Problem description: Go through the data and copy each line that holds "collagen".

(Data supplied begins)

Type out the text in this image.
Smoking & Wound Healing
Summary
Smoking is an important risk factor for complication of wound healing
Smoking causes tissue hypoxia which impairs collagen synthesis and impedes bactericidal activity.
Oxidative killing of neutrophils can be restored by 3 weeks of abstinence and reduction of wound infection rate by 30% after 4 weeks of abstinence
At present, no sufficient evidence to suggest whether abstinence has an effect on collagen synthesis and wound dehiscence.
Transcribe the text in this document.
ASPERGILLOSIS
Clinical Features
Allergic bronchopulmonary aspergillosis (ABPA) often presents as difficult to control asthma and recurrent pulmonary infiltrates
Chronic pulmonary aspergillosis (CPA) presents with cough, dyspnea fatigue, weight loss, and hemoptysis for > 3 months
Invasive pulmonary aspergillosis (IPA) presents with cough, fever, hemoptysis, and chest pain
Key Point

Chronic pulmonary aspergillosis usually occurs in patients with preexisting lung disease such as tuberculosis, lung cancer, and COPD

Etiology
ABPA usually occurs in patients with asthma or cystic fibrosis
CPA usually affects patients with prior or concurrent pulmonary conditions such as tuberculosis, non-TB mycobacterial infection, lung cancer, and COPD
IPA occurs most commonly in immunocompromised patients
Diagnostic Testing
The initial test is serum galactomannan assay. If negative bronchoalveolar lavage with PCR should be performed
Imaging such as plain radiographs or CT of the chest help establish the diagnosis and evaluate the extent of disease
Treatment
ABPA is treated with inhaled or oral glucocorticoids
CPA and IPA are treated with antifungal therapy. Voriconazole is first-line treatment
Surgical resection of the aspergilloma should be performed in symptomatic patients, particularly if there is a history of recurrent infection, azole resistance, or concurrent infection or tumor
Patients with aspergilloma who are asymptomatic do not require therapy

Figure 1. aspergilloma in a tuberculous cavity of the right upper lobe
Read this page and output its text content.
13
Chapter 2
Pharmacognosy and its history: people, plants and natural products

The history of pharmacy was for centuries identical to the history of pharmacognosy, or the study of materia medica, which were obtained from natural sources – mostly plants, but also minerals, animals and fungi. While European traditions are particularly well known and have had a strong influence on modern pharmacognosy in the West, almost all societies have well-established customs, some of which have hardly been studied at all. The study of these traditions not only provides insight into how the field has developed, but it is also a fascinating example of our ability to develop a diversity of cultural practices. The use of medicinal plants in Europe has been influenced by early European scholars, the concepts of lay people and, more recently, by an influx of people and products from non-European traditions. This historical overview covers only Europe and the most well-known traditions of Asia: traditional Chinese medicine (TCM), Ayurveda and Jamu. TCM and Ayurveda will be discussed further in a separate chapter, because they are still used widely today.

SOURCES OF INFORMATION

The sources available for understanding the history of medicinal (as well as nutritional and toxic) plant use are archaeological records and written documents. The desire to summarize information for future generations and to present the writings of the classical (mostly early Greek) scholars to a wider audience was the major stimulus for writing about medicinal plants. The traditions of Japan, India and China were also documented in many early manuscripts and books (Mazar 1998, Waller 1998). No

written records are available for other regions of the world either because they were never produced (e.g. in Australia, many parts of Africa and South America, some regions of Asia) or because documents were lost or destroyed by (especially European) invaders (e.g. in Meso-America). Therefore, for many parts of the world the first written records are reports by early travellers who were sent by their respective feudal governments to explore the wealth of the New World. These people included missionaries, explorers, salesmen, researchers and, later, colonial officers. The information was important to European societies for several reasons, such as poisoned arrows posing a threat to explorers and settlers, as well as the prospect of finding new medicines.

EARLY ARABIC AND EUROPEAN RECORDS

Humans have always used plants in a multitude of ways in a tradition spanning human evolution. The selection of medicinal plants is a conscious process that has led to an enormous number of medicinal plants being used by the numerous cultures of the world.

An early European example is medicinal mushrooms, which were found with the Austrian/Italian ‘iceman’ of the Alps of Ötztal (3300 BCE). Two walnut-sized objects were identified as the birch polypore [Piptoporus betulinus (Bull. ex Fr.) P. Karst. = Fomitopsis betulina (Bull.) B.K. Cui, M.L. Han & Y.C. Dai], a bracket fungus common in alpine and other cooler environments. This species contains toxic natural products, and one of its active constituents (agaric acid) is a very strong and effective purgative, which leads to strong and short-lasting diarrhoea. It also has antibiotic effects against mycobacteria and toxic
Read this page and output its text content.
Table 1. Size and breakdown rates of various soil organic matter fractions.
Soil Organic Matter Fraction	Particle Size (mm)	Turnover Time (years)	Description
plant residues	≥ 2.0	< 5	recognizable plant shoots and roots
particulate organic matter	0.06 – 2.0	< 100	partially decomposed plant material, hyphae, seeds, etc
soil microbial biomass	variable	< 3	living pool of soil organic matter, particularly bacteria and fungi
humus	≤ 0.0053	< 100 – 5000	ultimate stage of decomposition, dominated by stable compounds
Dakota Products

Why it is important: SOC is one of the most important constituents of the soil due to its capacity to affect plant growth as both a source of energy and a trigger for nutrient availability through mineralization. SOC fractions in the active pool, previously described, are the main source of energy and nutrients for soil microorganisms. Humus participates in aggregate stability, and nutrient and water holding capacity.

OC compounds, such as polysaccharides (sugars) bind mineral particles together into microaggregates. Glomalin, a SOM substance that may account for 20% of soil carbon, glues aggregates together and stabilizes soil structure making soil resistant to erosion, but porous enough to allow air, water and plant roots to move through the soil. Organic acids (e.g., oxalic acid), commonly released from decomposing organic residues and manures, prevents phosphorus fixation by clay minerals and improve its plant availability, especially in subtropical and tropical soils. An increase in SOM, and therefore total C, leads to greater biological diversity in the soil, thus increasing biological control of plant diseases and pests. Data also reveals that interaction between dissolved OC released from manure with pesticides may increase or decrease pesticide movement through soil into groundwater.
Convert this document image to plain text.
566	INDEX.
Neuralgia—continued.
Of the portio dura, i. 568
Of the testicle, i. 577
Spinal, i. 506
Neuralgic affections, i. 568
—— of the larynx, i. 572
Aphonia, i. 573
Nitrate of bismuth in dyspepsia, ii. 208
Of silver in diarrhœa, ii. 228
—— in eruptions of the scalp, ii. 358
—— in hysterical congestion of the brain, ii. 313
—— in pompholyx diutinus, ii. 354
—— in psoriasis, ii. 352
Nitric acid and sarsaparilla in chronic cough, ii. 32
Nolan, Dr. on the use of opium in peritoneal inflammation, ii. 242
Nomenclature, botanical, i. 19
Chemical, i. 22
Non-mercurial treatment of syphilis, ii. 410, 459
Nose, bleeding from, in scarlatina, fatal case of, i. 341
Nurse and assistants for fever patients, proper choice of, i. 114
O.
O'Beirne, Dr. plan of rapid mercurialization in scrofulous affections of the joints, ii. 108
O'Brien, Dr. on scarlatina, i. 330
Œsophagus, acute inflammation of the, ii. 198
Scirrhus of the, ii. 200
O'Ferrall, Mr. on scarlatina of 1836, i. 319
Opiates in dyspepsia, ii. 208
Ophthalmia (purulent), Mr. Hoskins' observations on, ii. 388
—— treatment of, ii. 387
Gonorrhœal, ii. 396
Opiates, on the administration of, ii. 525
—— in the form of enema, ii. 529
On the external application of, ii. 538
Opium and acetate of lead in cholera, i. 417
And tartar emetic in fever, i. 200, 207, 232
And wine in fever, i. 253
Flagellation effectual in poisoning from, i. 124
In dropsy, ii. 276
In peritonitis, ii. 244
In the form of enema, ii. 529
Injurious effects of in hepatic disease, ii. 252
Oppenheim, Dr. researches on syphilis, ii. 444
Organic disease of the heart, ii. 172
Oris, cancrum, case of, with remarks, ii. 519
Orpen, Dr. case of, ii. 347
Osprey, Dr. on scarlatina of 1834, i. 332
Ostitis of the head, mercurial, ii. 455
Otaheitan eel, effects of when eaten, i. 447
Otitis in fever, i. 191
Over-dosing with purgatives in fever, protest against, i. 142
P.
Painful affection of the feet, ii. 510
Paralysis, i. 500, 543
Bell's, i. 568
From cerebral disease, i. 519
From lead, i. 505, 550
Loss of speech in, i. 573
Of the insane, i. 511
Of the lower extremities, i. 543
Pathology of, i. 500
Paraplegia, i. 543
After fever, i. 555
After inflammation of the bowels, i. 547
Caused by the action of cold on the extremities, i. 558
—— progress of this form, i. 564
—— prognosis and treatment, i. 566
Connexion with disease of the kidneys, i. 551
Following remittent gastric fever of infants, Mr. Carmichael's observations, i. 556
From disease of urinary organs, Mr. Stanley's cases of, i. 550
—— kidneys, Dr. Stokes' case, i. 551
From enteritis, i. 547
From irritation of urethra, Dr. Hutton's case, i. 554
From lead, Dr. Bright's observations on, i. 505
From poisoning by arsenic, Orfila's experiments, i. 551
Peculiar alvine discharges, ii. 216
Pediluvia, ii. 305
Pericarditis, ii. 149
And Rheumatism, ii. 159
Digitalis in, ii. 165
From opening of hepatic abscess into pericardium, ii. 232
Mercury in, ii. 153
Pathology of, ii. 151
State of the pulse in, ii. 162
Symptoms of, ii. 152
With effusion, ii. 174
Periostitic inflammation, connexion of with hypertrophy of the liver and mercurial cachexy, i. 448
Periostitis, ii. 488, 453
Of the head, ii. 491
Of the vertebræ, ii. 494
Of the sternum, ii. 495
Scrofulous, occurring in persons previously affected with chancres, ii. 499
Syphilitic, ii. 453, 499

(Data supplied ends)

Answer to this task:
Smoking causes tissue hypoxia which impairs collagen synthesis and impedes bactericidal activity.
At present, no sufficient evidence to suggest whether abstinence has an effect on collagen synthesis and wound dehiscence.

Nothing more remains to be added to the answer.